Document section:

We have evaluated the clinical utility of MLPA for mutation detection, carrier identification, and antenatal diagnosis. We identified 11 patients with exonic deletions and one with exon duplication. Thus, use of MLPA resulted in identification of 12 additional cases (5.6%) with deletion/duplication, which were not detected by multiplex PCR. Most of the studies have reported detection of 5-8% additional cases by MLPA; hence, our results are in accordance with published literature. [14],[15],[18],[19]

Clinical phenotype depends upon the exact location of mutation in gene and not upon the size of deletion or duplication. An out-of-frame or frameshift deletion, irrespective of size, is expected to produce a severe phenotype, whereas an in-frame mutation is expected to result in a milder phenotype, namely Becker muscular dystrophy. Large in-frame deletions removing up to 35 exons in the central rod domain have been described for mild BMD. [20],[21],[22],[23] Reading-frame checker ver1.99 identified nine deletions as out-of-frame and three as in-frame deletions. [24] In one case, we found a large deletion of exon 1 to 52 resulting in DMD phenotype. Patient 2 and 6 had an in-frame deletion, but they showed DMD phenotypes. Reading-frame rule cannot be applicable for 9% cases as reported in Leiden database. There are 7% cases having in-frame deletion resulting in severe phenotype, whereas 2% having out-of-frame mutation, but resulting in BMD phenotype, as described in Leiden database. However, due to its inherent disadvantages, the reading frame rule cannot be used always to predict the phenotype.

Things to do:
**A)** According to the MLPA passage, how many deletion or duplication cases did MLPA detect that multiplex PCR had missed?
**B)** Summarize the MLPA passage in two sentences.
The entries that follow have no connection to the MLPA passage.

Raw data:

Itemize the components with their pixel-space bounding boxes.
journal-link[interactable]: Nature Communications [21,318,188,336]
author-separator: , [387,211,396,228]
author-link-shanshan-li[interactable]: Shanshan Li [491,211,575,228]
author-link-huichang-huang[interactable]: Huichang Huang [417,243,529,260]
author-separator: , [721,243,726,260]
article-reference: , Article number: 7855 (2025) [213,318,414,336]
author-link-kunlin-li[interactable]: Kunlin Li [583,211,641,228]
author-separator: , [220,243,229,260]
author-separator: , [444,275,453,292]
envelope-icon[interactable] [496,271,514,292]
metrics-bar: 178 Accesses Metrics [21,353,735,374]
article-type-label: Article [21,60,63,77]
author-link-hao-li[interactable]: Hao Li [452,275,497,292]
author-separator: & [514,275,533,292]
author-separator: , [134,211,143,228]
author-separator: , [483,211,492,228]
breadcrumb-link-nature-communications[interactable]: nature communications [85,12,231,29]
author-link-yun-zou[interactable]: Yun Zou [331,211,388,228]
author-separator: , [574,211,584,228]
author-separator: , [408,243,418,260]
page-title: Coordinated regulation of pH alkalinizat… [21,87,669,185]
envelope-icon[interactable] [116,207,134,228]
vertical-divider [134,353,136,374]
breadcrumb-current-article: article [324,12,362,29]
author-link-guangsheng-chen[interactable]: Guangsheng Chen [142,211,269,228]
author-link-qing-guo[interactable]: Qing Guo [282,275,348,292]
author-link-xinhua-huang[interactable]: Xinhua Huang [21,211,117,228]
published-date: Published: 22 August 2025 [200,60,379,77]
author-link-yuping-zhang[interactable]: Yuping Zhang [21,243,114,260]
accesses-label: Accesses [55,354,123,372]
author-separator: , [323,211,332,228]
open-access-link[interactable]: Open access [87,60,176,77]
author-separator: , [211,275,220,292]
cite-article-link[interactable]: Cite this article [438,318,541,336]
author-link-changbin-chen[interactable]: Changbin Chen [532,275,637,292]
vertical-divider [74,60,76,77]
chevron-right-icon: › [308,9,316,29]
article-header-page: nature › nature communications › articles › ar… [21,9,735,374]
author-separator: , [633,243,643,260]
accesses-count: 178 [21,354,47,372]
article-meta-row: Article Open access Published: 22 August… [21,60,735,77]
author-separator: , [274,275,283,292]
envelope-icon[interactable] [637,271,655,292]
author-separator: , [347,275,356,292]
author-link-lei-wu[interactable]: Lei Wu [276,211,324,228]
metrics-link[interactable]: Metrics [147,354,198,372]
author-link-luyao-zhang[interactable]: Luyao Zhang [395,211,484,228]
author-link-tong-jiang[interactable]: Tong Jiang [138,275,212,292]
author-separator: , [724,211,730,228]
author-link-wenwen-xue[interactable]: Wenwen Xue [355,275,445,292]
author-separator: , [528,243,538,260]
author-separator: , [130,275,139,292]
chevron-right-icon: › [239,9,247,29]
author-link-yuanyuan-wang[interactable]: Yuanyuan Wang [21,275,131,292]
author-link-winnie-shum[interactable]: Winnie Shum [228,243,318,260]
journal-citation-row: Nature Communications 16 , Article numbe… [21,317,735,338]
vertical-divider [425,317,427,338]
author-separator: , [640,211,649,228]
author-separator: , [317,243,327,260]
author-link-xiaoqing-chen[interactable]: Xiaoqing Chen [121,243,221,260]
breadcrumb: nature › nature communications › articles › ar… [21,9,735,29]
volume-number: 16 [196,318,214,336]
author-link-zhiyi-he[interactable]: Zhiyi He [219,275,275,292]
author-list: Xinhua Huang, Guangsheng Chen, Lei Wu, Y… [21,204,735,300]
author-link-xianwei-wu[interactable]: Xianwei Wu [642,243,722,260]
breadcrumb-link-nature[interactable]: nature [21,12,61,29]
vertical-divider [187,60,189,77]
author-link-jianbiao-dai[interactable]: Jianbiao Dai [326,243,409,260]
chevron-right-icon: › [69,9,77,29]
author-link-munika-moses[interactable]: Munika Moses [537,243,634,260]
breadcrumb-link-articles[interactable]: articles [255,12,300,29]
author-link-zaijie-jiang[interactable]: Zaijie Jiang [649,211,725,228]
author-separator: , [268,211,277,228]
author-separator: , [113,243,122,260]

Answers to the tasks:
**A)** Twelve additional cases (5.6%).

**B)** MLPA found 11 patients with exonic deletions and one with an exon duplication that multiplex PCR had not detected, or 5.6% additional cases, which fits the 5-8% reported in published studies. Phenotype depends on where a mutation lies in the gene rather than on its size, with out-of-frame deletions expected to cause a severe phenotype and in-frame ones a milder one, but the reading-frame rule has exceptions, such as two patients whose in-frame deletions produced DMD phenotypes, so it cannot always predict the phenotype.